» A block of data
>>

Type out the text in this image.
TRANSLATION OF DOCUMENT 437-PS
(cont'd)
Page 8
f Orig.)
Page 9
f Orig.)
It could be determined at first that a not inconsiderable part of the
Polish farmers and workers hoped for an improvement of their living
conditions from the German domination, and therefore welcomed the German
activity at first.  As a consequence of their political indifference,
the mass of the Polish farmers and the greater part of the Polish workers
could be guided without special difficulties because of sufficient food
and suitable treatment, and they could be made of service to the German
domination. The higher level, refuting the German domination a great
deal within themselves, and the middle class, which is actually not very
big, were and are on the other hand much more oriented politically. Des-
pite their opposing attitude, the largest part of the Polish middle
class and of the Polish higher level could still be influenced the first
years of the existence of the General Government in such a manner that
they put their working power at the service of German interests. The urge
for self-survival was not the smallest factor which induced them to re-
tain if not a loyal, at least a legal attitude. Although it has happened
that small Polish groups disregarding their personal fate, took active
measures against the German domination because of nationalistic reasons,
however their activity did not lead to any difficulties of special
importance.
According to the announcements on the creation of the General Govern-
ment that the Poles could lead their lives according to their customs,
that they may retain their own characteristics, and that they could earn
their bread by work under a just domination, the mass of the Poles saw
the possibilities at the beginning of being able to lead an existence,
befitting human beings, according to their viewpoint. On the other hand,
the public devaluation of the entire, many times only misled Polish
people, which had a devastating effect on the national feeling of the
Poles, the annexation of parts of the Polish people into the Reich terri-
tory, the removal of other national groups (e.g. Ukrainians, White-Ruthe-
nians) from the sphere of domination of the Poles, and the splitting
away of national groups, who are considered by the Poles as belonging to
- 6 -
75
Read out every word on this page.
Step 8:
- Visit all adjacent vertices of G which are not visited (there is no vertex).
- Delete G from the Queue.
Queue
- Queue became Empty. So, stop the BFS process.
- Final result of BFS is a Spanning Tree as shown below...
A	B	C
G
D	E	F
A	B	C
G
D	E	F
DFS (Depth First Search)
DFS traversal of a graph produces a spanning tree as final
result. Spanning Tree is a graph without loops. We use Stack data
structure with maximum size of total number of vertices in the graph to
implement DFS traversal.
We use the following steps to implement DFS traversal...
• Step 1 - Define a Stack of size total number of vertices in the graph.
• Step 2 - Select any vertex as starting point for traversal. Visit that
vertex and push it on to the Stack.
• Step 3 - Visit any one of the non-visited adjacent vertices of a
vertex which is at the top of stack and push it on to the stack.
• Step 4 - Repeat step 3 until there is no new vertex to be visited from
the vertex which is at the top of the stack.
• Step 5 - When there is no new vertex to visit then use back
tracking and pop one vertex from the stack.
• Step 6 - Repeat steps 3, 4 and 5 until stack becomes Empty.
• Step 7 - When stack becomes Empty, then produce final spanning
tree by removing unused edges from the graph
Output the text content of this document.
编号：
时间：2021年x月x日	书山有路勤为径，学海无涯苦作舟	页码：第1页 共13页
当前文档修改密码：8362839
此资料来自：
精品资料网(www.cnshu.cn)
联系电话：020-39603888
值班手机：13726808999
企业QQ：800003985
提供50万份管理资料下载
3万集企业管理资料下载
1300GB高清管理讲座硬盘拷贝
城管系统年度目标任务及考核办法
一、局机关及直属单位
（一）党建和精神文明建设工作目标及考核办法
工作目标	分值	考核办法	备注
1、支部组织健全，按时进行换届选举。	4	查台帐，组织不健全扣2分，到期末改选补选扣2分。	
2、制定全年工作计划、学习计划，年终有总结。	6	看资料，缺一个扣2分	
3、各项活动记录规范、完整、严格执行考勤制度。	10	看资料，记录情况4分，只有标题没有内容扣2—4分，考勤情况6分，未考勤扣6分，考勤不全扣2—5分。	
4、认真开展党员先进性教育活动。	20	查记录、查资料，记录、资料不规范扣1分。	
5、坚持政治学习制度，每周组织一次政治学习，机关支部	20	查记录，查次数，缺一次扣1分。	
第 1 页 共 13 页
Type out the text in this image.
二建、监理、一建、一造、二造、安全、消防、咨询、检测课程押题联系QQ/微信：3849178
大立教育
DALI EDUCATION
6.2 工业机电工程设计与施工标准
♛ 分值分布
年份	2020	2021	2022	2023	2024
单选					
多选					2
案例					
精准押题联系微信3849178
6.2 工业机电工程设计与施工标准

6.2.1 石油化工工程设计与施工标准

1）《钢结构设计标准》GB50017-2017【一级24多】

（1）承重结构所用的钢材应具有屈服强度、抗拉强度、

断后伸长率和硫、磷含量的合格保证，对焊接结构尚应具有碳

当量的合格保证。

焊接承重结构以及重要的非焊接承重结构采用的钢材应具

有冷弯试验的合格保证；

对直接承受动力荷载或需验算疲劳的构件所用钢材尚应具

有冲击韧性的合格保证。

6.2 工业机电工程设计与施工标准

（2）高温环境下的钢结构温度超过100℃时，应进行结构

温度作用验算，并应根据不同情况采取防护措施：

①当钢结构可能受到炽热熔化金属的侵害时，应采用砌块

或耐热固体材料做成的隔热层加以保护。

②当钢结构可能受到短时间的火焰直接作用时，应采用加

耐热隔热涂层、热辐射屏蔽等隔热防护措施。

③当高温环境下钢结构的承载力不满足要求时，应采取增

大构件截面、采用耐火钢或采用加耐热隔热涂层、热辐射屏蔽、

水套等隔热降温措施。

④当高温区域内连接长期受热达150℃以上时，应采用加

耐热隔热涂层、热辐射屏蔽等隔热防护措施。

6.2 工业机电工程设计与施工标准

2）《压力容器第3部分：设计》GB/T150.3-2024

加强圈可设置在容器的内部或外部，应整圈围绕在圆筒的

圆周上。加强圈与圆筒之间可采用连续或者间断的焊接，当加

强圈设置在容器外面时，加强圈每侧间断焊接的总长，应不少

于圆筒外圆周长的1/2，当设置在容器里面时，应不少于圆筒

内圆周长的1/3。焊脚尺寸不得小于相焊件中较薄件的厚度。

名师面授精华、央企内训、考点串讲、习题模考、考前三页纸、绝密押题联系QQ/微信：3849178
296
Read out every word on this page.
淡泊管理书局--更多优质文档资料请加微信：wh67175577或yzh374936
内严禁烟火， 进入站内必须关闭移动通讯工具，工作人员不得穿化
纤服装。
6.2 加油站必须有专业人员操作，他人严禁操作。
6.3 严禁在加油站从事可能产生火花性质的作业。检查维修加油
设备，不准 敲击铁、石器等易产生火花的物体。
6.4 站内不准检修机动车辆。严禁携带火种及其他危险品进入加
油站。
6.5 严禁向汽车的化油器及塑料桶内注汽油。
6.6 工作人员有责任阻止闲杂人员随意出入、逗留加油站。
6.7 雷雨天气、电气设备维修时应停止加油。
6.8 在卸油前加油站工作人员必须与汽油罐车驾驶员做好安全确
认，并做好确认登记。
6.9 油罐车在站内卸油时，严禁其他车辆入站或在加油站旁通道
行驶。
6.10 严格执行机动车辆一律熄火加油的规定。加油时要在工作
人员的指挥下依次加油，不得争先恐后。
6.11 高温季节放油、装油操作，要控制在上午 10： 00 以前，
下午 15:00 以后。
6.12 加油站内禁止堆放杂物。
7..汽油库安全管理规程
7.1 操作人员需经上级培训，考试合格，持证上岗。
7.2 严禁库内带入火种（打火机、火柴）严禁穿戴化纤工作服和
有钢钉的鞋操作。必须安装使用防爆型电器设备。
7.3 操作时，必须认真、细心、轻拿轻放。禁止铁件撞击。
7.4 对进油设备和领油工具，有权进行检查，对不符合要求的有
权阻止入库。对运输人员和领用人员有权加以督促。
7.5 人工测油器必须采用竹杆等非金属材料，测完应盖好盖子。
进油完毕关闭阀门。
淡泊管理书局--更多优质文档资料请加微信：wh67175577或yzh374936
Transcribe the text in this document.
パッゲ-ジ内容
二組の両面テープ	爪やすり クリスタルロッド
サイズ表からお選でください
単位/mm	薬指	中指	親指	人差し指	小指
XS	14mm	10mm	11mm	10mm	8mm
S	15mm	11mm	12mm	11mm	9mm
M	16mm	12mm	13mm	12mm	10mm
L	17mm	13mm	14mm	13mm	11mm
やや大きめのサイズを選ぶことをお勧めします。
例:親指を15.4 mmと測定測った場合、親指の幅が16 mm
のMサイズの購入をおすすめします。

<<

» Aim
Which lines contain "higher"? Copy each of them out.

» Finished task
domination. The higher level, refuting the German domination a great
class and of the Polish higher level could still be influenced the first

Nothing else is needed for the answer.